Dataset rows
◆ ◆ ◆ ◆ ◆

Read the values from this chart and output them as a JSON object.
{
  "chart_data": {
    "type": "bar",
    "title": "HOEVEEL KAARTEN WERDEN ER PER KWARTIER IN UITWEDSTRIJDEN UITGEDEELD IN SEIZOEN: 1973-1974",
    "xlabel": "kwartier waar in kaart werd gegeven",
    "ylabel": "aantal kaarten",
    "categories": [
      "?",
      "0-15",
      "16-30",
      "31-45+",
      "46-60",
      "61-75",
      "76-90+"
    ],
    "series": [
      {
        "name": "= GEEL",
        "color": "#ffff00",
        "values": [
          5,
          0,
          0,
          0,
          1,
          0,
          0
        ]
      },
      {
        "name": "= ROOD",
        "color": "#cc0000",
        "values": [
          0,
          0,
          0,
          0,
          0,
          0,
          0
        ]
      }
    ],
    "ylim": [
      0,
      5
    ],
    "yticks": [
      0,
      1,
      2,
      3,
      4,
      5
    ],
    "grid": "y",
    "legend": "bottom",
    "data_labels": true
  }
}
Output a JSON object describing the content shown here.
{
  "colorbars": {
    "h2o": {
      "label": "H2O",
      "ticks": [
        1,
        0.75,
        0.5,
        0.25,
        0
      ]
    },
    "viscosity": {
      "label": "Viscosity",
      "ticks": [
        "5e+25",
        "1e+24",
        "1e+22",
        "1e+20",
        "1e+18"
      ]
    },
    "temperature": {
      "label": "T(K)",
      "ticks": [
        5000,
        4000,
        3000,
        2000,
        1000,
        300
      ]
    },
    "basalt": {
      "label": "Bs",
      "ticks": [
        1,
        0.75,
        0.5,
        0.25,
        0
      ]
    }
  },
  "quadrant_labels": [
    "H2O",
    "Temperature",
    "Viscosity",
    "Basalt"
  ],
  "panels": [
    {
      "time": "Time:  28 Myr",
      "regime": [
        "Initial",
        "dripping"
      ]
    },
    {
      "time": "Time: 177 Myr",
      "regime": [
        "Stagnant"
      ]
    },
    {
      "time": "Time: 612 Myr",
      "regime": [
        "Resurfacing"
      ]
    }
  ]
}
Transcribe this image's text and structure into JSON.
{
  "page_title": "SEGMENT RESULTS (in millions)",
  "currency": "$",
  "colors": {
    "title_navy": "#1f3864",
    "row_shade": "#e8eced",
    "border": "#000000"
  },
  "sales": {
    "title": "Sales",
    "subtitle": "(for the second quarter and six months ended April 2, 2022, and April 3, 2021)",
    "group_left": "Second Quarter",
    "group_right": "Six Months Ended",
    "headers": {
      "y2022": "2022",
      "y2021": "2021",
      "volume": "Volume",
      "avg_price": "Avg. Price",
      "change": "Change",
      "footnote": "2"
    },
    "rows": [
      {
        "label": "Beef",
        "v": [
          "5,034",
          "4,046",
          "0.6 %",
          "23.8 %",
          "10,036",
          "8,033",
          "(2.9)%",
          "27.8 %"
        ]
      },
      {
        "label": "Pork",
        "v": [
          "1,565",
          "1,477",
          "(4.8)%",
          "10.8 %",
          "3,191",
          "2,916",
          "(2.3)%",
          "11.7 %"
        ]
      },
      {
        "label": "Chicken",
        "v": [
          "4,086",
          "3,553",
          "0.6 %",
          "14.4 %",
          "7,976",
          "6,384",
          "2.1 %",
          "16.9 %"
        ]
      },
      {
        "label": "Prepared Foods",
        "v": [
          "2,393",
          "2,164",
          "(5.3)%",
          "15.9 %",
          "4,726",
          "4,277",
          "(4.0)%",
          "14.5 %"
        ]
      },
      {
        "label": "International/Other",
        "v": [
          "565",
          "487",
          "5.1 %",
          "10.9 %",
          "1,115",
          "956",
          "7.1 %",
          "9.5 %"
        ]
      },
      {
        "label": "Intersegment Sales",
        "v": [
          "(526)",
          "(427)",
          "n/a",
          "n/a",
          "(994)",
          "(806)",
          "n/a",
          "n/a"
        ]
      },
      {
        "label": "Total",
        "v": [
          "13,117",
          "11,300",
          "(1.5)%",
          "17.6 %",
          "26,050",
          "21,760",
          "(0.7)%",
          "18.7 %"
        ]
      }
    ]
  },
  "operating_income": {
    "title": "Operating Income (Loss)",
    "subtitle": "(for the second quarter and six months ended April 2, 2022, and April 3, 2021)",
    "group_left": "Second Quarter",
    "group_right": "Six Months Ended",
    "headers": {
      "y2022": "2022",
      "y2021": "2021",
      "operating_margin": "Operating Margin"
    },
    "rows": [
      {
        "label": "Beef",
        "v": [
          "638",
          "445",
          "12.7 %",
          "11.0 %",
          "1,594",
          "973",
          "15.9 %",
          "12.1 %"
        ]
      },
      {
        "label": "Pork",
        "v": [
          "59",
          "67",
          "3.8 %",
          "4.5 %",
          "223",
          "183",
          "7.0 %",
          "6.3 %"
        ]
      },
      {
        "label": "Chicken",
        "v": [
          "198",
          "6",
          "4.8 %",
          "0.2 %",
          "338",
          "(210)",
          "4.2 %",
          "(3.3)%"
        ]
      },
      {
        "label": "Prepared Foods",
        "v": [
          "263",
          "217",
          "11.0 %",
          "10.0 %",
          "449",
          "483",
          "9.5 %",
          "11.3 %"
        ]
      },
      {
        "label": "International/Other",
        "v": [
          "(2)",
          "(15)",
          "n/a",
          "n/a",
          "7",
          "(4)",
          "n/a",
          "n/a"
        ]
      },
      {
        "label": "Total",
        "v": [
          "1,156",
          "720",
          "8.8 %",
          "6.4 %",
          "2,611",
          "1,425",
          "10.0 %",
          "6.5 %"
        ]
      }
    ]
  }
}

◆ ◆ ◆ ◆ ◆

## Problem requirements
Output all preceding records character for character.

## Written response
Read the values from this chart and output them as a JSON object.
{
  "chart_data": {
    "type": "bar",
    "title": "HOEVEEL KAARTEN WERDEN ER PER KWARTIER IN UITWEDSTRIJDEN UITGEDEELD IN SEIZOEN: 1973-1974",
    "xlabel": "kwartier waar in kaart werd gegeven",
    "ylabel": "aantal kaarten",
    "categories": [
      "?",
      "0-15",
      "16-30",
      "31-45+",
      "46-60",
      "61-75",
      "76-90+"
    ],
    "series": [
      {
        "name": "= GEEL",
        "color": "#ffff00",
        "values": [
          5,
          0,
          0,
          0,
          1,
          0,
          0
        ]
      },
      {
        "name": "= ROOD",
        "color": "#cc0000",
        "values": [
          0,
          0,
          0,
          0,
          0,
          0,
          0
        ]
      }
    ],
    "ylim": [
      0,
      5
    ],
    "yticks": [
      0,
      1,
      2,
      3,
      4,
      5
    ],
    "grid": "y",
    "legend": "bottom",
    "data_labels": true
  }
}
Output a JSON object describing the content shown here.
{
  "colorbars": {
    "h2o": {
      "label": "H2O",
      "ticks": [
        1,
        0.75,
        0.5,
        0.25,
        0
      ]
    },
    "viscosity": {
      "label": "Viscosity",
      "ticks": [
        "5e+25",
        "1e+24",
        "1e+22",
        "1e+20",
        "1e+18"
      ]
    },
    "temperature": {
      "label": "T(K)",
      "ticks": [
        5000,
        4000,
        3000,
        2000,
        1000,
        300
      ]
    },
    "basalt": {
      "label": "Bs",
      "ticks": [
        1,
        0.75,
        0.5,
        0.25,
        0
      ]
    }
  },
  "quadrant_labels": [
    "H2O",
    "Temperature",
    "Viscosity",
    "Basalt"
  ],
  "panels": [
    {
      "time": "Time:  28 Myr",
      "regime": [
        "Initial",
        "dripping"
      ]
    },
    {
      "time": "Time: 177 Myr",
      "regime": [
        "Stagnant"
      ]
    },
    {
      "time": "Time: 612 Myr",
      "regime": [
        "Resurfacing"
      ]
    }
  ]
}
Transcribe this image's text and structure into JSON.
{
  "page_title": "SEGMENT RESULTS (in millions)",
  "currency": "$",
  "colors": {
    "title_navy": "#1f3864",
    "row_shade": "#e8eced",
    "border": "#000000"
  },
  "sales": {
    "title": "Sales",
    "subtitle": "(for the second quarter and six months ended April 2, 2022, and April 3, 2021)",
    "group_left": "Second Quarter",
    "group_right": "Six Months Ended",
    "headers": {
      "y2022": "2022",
      "y2021": "2021",
      "volume": "Volume",
      "avg_price": "Avg. Price",
      "change": "Change",
      "footnote": "2"
    },
    "rows": [
      {
        "label": "Beef",
        "v": [
          "5,034",
          "4,046",
          "0.6 %",
          "23.8 %",
          "10,036",
          "8,033",
          "(2.9)%",
          "27.8 %"
        ]
      },
      {
        "label": "Pork",
        "v": [
          "1,565",
          "1,477",
          "(4.8)%",
          "10.8 %",
          "3,191",
          "2,916",
          "(2.3)%",
          "11.7 %"
        ]
      },
      {
        "label": "Chicken",
        "v": [
          "4,086",
          "3,553",
          "0.6 %",
          "14.4 %",
          "7,976",
          "6,384",
          "2.1 %",
          "16.9 %"
        ]
      },
      {
        "label": "Prepared Foods",
        "v": [
          "2,393",
          "2,164",
          "(5.3)%",
          "15.9 %",
          "4,726",
          "4,277",
          "(4.0)%",
          "14.5 %"
        ]
      },
      {
        "label": "International/Other",
        "v": [
          "565",
          "487",
          "5.1 %",
          "10.9 %",
          "1,115",
          "956",
          "7.1 %",
          "9.5 %"
        ]
      },
      {
        "label": "Intersegment Sales",
        "v": [
          "(526)",
          "(427)",
          "n/a",
          "n/a",
          "(994)",
          "(806)",
          "n/a",
          "n/a"
        ]
      },
      {
        "label": "Total",
        "v": [
          "13,117",
          "11,300",
          "(1.5)%",
          "17.6 %",
          "26,050",
          "21,760",
          "(0.7)%",
          "18.7 %"
        ]
      }
    ]
  },
  "operating_income": {
    "title": "Operating Income (Loss)",
    "subtitle": "(for the second quarter and six months ended April 2, 2022, and April 3, 2021)",
    "group_left": "Second Quarter",
    "group_right": "Six Months Ended",
    "headers": {
      "y2022": "2022",
      "y2021": "2021",
      "operating_margin": "Operating Margin"
    },
    "rows": [
      {
        "label": "Beef",
        "v": [
          "638",
          "445",
          "12.7 %",
          "11.0 %",
          "1,594",
          "973",
          "15.9 %",
          "12.1 %"
        ]
      },
      {
        "label": "Pork",
        "v": [
          "59",
          "67",
          "3.8 %",
          "4.5 %",
          "223",
          "183",
          "7.0 %",
          "6.3 %"
        ]
      },
      {
        "label": "Chicken",
        "v": [
          "198",
          "6",
          "4.8 %",
          "0.2 %",
          "338",
          "(210)",
          "4.2 %",
          "(3.3)%"
        ]
      },
      {
        "label": "Prepared Foods",
        "v": [
          "263",
          "217",
          "11.0 %",
          "10.0 %",
          "449",
          "483",
          "9.5 %",
          "11.3 %"
        ]
      },
      {
        "label": "International/Other",
        "v": [
          "(2)",
          "(15)",
          "n/a",
          "n/a",
          "7",
          "(4)",
          "n/a",
          "n/a"
        ]
      },
      {
        "label": "Total",
        "v": [
          "1,156",
          "720",
          "8.8 %",
          "6.4 %",
          "2,611",
          "1,425",
          "10.0 %",
          "6.5 %"
        ]
      }
    ]
  }
}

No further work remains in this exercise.